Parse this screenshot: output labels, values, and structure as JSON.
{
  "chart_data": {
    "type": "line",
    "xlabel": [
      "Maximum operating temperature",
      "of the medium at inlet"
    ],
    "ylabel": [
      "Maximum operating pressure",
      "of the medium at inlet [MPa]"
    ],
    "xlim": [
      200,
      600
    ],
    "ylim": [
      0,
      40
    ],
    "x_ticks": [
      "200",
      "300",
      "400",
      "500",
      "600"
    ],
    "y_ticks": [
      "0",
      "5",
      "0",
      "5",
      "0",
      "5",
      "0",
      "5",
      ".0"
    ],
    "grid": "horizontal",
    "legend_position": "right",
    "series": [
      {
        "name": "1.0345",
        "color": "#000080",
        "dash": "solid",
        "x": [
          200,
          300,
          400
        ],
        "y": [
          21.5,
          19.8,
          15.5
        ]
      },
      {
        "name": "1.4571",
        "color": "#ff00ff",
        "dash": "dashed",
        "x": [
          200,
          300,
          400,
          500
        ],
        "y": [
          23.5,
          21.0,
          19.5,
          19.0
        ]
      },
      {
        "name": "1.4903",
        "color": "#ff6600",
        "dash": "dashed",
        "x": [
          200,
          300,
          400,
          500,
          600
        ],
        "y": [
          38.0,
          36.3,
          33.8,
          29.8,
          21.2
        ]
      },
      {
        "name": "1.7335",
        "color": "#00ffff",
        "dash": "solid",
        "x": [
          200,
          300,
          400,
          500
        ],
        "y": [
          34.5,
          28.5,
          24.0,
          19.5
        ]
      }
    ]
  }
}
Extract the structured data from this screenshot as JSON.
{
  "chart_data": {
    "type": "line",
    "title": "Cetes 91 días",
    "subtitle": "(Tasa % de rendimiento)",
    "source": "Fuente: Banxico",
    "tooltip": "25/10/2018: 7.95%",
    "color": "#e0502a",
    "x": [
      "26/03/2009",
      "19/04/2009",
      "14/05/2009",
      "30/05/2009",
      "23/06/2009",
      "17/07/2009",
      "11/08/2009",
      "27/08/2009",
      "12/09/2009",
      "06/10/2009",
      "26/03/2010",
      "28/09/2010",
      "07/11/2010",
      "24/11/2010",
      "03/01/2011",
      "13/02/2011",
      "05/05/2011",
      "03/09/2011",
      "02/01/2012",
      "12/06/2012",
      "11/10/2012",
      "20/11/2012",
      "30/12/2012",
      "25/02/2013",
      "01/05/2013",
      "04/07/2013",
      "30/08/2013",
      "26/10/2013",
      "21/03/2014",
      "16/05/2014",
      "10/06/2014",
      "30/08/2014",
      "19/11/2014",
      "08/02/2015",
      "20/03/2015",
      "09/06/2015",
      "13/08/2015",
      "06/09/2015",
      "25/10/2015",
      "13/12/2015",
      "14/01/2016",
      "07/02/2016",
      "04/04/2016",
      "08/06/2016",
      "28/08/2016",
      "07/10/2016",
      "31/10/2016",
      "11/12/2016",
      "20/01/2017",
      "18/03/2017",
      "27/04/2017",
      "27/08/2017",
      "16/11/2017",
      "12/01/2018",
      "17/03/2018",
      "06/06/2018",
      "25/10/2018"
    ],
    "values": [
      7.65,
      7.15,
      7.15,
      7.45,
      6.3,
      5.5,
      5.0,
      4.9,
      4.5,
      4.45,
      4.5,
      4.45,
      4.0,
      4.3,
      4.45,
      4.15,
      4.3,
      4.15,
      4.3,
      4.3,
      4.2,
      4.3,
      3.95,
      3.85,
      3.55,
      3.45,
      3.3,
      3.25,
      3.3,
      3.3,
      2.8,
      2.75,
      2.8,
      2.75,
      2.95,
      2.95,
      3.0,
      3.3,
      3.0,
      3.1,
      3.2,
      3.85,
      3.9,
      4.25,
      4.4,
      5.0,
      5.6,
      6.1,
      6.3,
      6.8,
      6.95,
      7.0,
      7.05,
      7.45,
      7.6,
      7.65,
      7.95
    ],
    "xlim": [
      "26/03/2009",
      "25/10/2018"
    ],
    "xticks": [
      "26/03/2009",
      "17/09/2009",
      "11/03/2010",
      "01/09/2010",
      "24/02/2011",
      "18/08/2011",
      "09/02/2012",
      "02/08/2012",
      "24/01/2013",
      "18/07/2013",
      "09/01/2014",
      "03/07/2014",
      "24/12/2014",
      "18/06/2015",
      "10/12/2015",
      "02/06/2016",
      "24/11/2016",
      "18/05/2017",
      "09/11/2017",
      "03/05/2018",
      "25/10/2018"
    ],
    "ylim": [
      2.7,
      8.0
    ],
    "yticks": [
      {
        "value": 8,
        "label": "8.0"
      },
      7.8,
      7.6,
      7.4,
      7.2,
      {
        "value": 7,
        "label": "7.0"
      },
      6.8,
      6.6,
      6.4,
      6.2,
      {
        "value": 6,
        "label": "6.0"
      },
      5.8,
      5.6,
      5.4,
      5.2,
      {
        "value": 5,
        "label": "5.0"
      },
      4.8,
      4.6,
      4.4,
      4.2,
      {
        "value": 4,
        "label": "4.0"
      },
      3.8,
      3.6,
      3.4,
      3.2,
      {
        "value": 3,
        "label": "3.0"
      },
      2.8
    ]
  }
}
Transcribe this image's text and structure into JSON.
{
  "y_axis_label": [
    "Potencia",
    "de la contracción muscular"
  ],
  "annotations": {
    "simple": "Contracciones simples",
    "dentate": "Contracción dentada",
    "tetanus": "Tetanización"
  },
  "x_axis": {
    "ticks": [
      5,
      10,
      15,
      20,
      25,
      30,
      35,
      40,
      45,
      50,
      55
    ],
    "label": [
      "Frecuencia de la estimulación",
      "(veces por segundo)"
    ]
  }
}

* [What to produce]: Read the data above and pull out each line that holds the string "medium".

* [Response to the task]:
      "of the medium at inlet"
      "of the medium at inlet [MPa]"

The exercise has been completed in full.